• REQUEST
Copy every line that holds "studydriver".

• EXERCISE MATERIAL
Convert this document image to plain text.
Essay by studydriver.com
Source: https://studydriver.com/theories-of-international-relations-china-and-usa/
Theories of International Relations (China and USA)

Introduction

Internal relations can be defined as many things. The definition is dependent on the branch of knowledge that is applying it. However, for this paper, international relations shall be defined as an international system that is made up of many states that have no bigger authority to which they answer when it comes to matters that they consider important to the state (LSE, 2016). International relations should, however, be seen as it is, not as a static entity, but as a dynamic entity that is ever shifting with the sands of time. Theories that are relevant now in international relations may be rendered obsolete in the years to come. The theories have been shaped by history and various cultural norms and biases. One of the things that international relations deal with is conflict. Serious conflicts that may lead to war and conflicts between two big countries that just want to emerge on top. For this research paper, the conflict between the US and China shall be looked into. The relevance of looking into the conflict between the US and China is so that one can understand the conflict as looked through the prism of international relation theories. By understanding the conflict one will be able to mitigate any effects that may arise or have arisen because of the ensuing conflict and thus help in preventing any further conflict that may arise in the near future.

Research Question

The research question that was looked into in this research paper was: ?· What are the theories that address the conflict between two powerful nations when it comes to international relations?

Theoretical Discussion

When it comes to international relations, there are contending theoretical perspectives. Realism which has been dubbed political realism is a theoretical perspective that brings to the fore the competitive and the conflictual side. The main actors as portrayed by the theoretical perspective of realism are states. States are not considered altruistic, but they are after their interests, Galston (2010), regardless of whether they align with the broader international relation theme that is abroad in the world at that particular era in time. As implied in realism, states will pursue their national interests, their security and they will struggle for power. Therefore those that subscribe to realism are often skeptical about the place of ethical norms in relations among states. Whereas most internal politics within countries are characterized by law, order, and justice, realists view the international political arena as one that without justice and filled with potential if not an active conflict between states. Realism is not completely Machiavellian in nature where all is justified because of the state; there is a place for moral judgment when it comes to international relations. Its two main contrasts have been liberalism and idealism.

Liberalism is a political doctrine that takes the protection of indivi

• WRITTEN SOLUTION
Essay by studydriver.com
Source: https://studydriver.com/theories-of-international-relations-china-and-usa/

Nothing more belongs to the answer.